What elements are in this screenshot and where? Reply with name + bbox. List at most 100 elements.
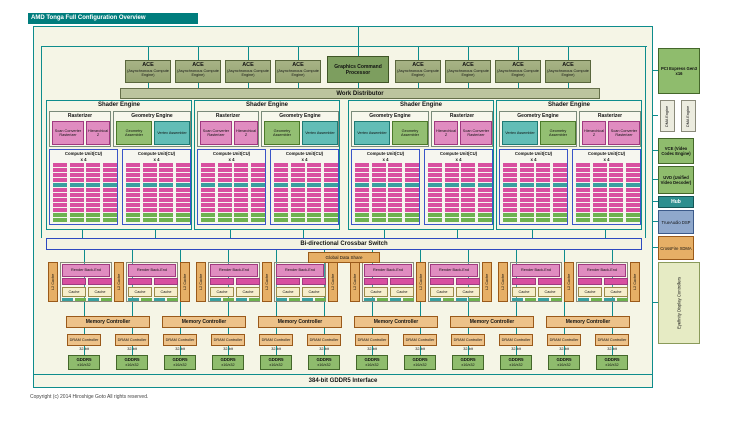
cu-cell (159, 178, 173, 182)
cu-cell (176, 208, 190, 212)
rbe-cell (62, 278, 86, 285)
rbe-cell (236, 278, 260, 285)
dram-controller: DRAM Controller (403, 334, 437, 346)
cu-cell (593, 173, 607, 177)
gddr5-sub: x16/x32 (269, 363, 283, 367)
cu-cell (70, 218, 84, 222)
memory-controller: Memory Controller (66, 316, 150, 328)
cu-cell (445, 198, 459, 202)
cu-cell (478, 188, 492, 192)
cu-cell (103, 218, 117, 222)
cu-cell (274, 193, 288, 197)
cu-cell (307, 208, 321, 212)
cu-cell (553, 213, 567, 217)
cu-cell (307, 188, 321, 192)
shader-engine: Shader Engine Rasterizer Scan Converter Ra… (46, 100, 192, 230)
cu-cell (626, 203, 640, 207)
connector-line (652, 115, 658, 116)
geometry-assembler: Geometry Assembler (540, 121, 576, 145)
cu-cell (251, 173, 265, 177)
cu-cell (234, 203, 248, 207)
cu-cell (176, 168, 190, 172)
cu-cell (553, 178, 567, 182)
cu-cell (53, 203, 67, 207)
cu-cell (103, 168, 117, 172)
l2-cache-slice: L2 Cache (114, 262, 124, 302)
cu-cell (103, 203, 117, 207)
cu-cell (372, 163, 386, 167)
cu-cell (218, 163, 232, 167)
ace-label: ACE (412, 62, 424, 68)
dram-width-label: 32-bit (511, 347, 521, 351)
geometry-engine-label: Geometry Engine (369, 113, 411, 119)
cu-cell (159, 188, 173, 192)
cu-cell (70, 213, 84, 217)
cu-cell (372, 203, 386, 207)
l2-cache-slice: L2 Cache (328, 262, 338, 302)
cu-cell (593, 183, 607, 187)
cu-cell (53, 163, 67, 167)
cu-cell (53, 183, 67, 187)
cu-cell (126, 203, 140, 207)
cu-cell (576, 173, 590, 177)
cu-cell (234, 178, 248, 182)
cu-column (520, 163, 534, 223)
cu-cell (461, 173, 475, 177)
shader-engine-label: Shader Engine (245, 102, 288, 108)
gddr5-sub: x16/x32 (77, 363, 91, 367)
cu-cell (520, 178, 534, 182)
cu-cell (324, 188, 338, 192)
cu-cell (159, 213, 173, 217)
right-block-dma-engine: DMA Engine (660, 100, 675, 132)
cu-cell (234, 163, 248, 167)
gddr5-sub: x16/x32 (605, 363, 619, 367)
cu-cell (324, 198, 338, 202)
cu-cell (70, 208, 84, 212)
cu-cell (291, 198, 305, 202)
cu-cell (126, 168, 140, 172)
ace-sublabel: (Asynchronous Compute Engine) (277, 69, 319, 78)
cu-cell (251, 178, 265, 182)
cu-cell (159, 198, 173, 202)
l2-cache-slice: L2 Cache (498, 262, 508, 302)
cu-cell (428, 198, 442, 202)
compute-unit-group: Compute Unit(CU) x 4 (270, 149, 339, 225)
cu-cell (520, 168, 534, 172)
cache-block: Cache (276, 287, 300, 297)
ace-sublabel: (Asynchronous Compute Engine) (227, 69, 269, 78)
ace-label: ACE (462, 62, 474, 68)
cu-cell (53, 173, 67, 177)
cu-column (201, 163, 215, 223)
cu-column (251, 163, 265, 223)
cu-cell (428, 168, 442, 172)
gddr5-block: GDDR5 x16/x32 (596, 355, 628, 370)
cu-cell (324, 178, 338, 182)
cu-cell (461, 183, 475, 187)
cu-cell (53, 208, 67, 212)
cu-cell (445, 213, 459, 217)
cu-cell (536, 178, 550, 182)
cu-cell (355, 213, 369, 217)
right-block-vce-video-codec-engine: VCE (Video Codec Engine) (658, 138, 694, 164)
cu-cell (478, 213, 492, 217)
cu-cell (445, 178, 459, 182)
cu-cell (405, 213, 419, 217)
cu-cell (291, 193, 305, 197)
dram-width-label: 32-bit (271, 347, 281, 351)
cu-column (553, 163, 567, 223)
cu-cell (234, 213, 248, 217)
cu-column (388, 163, 402, 223)
compute-unit-count: x 4 (530, 156, 537, 162)
cu-column (307, 163, 321, 223)
cu-cell (553, 208, 567, 212)
compute-unit-count: x 4 (455, 156, 462, 162)
cache-block: Cache (364, 287, 388, 297)
connector-line (645, 46, 646, 238)
ace-sublabel: (Asynchronous Compute Engine) (127, 69, 169, 78)
connector-line (82, 230, 83, 238)
cu-cell (234, 183, 248, 187)
cu-cell (445, 218, 459, 222)
global-data-share: Global Data Share (308, 252, 380, 263)
rasterizer-block: Rasterizer Hierarchical Z Scan Converter R… (579, 111, 641, 147)
connector-line (532, 230, 533, 238)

* * * * * * * * *

> WRITTEN INSTRUCTION: Can you format the records as a numbered list, starting at the line that has "cu-cell (159, 178, 173, 182)" and stopping after the line that has "memory-controller: Memory Controller", with any blank lines left out?

> TASK SOLUTION:
1. cu-cell (159, 178, 173, 182)
2. cu-cell (176, 208, 190, 212)
3. rbe-cell (62, 278, 86, 285)
4. rbe-cell (236, 278, 260, 285)
5. dram-controller: DRAM Controller (403, 334, 437, 346)
6. cu-cell (593, 173, 607, 177)
7. gddr5-sub: x16/x32 (269, 363, 283, 367)
8. cu-cell (70, 218, 84, 222)
9. memory-controller: Memory Controller (66, 316, 150, 328)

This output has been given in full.